→ **Metin**

-=-=-

Disiplin insanoğlunun her zaman ihtiyacı olan temel bir duygu, bir kendini bilme eylemidir. Gerekliliği tartışılmaz, evet’tir. peki gereksiz disiplin? Öğrenci olarak birazdan yazacaklarım şikayetlenme değil, abartma değil. Tamamı ile gerçeklerdir. Okulların yapılma amaçlarından biride, öğrencinin kendini ifade edebilme yetisini kazandırmaktır bence. Burada bir çelişki var işte. Öğrenci kendini ifade edemiyor, çünkü kısıtlanıyor…
*
Yasaklar kısıtlamalardanda beter üstelik. Gerekli yasaklar konulur ve kabul edilir. Ama gelin görün ki burada “Benim ülkemin insanı bir başka abartıyor” demeden geçmem insanıma saygısızlık olacaktır. Geçen yaşadığım bir olayı anlatayım sizlere. Ders esnasında susadım. Suyumu çıkarttım ve içtim. Buraya kadar sorun yok. Fakat sonrası ilginçtir ki öğretmenim bana feci bir bakış atıyor. Dişler dudakların arkasından sıkılmış vaziyette, gözlerde parlayan ateş. Bu bakışlar ve mimikler karşısına ruhsal olarak bir ezilme yaşıyor insan ister istemez. Şöyle kısık, kendimin bile zor duyacağı bir seste, yarı kambur vaziyette öğretmenime soran bakışlar attım. Söylediği şu oldu. “Benim dersimde su içilmeyecek. Bilmiyordunuz şimdi öğrenmiş oldunuz bir daha olmayacak”. Muhteşem abartılı yasak. Yahu su insanın doğal ihtiyaçlarından biridir. Susuzken benden derste ne gibi mükemmel bir performans bekleyebilirler ki? “Siz artık yetişkin sayılırsınız, sabredin…” Sözüne bitiriyorum zaten. Bunun yaşla ne ilgisi var? Su içmenin öğretmene, arkadaşlarıma ne gibi bir zararı olabilir ki?

-=-=-

→ **İncelenecek Veriler**
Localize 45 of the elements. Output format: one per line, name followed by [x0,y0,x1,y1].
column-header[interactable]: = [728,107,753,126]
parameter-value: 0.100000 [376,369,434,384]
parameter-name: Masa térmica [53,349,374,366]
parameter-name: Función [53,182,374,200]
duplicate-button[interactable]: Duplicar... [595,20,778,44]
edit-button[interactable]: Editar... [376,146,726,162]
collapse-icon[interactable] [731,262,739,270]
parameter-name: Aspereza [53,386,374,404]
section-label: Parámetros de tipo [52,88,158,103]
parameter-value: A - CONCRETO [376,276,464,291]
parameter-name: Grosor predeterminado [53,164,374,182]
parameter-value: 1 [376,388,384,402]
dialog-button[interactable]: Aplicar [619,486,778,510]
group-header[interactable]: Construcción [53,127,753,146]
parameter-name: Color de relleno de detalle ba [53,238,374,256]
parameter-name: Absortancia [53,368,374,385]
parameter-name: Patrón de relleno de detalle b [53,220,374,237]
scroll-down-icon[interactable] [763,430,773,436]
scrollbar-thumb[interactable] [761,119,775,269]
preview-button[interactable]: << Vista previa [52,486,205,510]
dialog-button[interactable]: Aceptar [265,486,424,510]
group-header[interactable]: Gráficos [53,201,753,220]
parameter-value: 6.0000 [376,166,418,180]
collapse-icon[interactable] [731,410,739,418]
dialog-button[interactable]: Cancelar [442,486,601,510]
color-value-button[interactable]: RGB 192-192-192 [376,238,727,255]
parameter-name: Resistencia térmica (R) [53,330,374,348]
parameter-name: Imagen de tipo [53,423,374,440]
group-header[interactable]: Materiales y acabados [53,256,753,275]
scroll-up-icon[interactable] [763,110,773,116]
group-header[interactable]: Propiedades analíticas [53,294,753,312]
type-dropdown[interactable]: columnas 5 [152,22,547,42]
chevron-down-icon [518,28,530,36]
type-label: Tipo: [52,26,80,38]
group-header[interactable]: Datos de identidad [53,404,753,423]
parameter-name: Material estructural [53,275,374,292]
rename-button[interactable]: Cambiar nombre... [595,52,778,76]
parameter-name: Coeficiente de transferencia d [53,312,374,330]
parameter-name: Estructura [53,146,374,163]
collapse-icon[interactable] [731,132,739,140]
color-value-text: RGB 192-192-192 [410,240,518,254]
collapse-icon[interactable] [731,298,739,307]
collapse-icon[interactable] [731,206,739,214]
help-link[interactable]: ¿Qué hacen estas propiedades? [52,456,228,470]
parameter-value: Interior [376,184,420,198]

-=-=-

→ **Yapılacak İş**
Şu ifadelerin metinle uyuşup uyuşmadığını evet ya da hayır diye belirtin ve her biri için kararı veren sözleri metinden alıntılayın: (a) Öğretmen derste su içilmesini yasaklıyor. (b) Yazar, disiplinin gereksiz olduğunu savunuyor. (c) Yazar susadığında teneffüsteydi.

→ **Görevin Sonucu**
(a) Evet: "Benim dersimde su içilmeyecek."
(b) Hayır: "Gerekliliği tartışılmaz, evet’tir."
(c) Hayır: "Ders esnasında susadım."